*Work instruction 1*
In the text on EEG topographic analysis, periods of stability shorter than what duration were discarded in the TANOVA?
*Work instruction 2*
Extend the text on EEG topographic analysis and functional microstates with a further paragraph that picks up after its final sentence.

*Text passage*
# # #

Procedure: topographic analysis and functional microstates

For each experiment, EEG data were subjected to further topographical analyses to look for stable patterns of scalp activity, which were performed using Cartool software69, brainmapping.unige.ch/cartool. The topography of the scalp potential field contains periods of quasi-stability for brief windows of time in which the strength of the electric field may vary but the field configuration remains stable70,71,72. Traditional waveform analysis of the EEG/ERP signal characterizes peaks and troughs of waveforms as components assumed to reflect different functional states of the brain, yet this approach is constrained by the choice of reference electrode, and can therefore lead to misinterpretations of data that can conflate field strength differences with a topographic configuration difference73,74. Since the configuration of the electric field at the scalp is independent of the choice of reference electrode, it can be assumed that changes in topography reflect underlying changes in neural source generators70.

We conducted paired topographic ANOVA (or TANOVA) comparisons for differences between conditions to assess changes in global dissimilarity (DISS). DISS is an index of configuration divergence between two electric fields over time, independent of their strength75,76. This analysis provides an objective measure of stable topographic differences by re-assessing single-subject maps to different experimental conditions—a non-parametric randomization test over each time point and all electrodes (we discarded periods of stability of less than 10 ms in duration). We use this method to highlight global trends in the ERP data. However, TANOVA can only identify when in time those differences arise, and not how those differences are generated. To highlight differences in topographic periods of stability not covered by TANOVA, we ran a microstate segmentation analysis77.

# # #

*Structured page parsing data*
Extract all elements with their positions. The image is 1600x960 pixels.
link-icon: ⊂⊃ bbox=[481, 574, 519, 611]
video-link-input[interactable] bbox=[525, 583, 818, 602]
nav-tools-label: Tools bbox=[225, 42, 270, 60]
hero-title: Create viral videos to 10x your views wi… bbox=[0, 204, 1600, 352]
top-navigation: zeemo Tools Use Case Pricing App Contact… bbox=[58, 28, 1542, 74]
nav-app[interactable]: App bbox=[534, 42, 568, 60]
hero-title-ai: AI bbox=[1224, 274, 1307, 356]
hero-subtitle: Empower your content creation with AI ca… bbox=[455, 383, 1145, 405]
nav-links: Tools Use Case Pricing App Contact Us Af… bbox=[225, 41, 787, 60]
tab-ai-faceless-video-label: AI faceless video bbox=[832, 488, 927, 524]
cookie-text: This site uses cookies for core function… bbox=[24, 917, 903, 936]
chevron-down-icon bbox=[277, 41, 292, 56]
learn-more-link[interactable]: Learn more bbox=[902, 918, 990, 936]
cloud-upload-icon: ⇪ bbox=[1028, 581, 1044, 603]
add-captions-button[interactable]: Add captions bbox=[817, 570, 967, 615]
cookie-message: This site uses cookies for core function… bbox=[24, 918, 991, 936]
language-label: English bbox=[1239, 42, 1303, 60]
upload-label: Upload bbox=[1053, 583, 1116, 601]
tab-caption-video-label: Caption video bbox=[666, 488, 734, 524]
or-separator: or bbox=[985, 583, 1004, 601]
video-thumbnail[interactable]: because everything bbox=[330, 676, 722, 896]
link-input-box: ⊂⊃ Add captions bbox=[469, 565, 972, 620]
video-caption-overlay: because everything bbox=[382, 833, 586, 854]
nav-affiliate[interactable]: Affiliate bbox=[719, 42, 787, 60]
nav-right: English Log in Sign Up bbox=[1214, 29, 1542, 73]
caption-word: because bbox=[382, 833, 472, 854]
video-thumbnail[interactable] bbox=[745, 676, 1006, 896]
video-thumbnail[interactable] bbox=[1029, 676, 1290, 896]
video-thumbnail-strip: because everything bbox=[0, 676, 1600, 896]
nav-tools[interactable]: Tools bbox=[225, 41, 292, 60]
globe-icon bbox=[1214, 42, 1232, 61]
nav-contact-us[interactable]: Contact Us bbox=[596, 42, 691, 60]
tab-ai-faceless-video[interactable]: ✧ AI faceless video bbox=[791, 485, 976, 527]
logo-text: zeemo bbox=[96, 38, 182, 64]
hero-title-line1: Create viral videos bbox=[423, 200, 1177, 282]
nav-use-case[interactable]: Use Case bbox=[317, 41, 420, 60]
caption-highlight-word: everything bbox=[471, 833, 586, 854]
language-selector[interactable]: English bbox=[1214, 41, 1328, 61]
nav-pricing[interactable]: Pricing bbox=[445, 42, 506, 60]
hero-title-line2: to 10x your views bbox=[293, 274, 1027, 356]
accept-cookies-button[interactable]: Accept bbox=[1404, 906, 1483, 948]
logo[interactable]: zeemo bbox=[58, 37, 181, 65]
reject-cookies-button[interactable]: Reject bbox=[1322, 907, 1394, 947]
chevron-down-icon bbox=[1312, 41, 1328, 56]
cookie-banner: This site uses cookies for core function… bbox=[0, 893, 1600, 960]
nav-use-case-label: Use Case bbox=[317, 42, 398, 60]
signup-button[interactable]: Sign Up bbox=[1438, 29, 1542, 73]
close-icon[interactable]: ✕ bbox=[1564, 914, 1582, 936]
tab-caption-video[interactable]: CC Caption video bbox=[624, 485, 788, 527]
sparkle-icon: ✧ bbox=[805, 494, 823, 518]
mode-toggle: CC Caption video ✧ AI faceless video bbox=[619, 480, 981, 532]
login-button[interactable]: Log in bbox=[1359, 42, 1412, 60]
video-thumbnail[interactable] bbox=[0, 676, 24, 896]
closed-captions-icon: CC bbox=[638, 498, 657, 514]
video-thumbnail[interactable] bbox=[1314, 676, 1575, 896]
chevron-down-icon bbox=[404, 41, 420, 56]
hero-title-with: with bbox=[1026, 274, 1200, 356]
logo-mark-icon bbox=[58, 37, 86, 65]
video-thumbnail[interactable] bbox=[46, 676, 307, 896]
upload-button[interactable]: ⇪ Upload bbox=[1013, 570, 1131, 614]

# # #

*Response area 1*
Periods of stability shorter than 10 ms were discarded.

*Response area 2*
Using a hierarchical cluster analysis technique, we used grand averaged ERP data to produce a series of microstates in the form of topographic maps. The optimal number of microstates was found using a cross-validation criterion77,78,79, to determine the microstates that explain the greatest amount of variance in the ERP map series. Next, we assessed the statistical validity of our segmentation by determining the amount of variance explained in each map in the ERPs of each observer by condition for the time windows used in analysis of the three components: N1, N2, and LMF. For clarity, the naming of each microstate derived from the segmentation procedure relates to the overlap between each microstate and these ERP components, and is subscripted with the experiment number (1, 2, 3) and the order of microstate occurrence (a, b), e.g., N11a, N11b, N12a etc. Repeated-measures ANOVAs were carried out on the Global Explained Variance (GEV) of each microstate fitted to individual participant data, in order to compare how each map could explain each condition. This procedure was completed for each of the three experiments.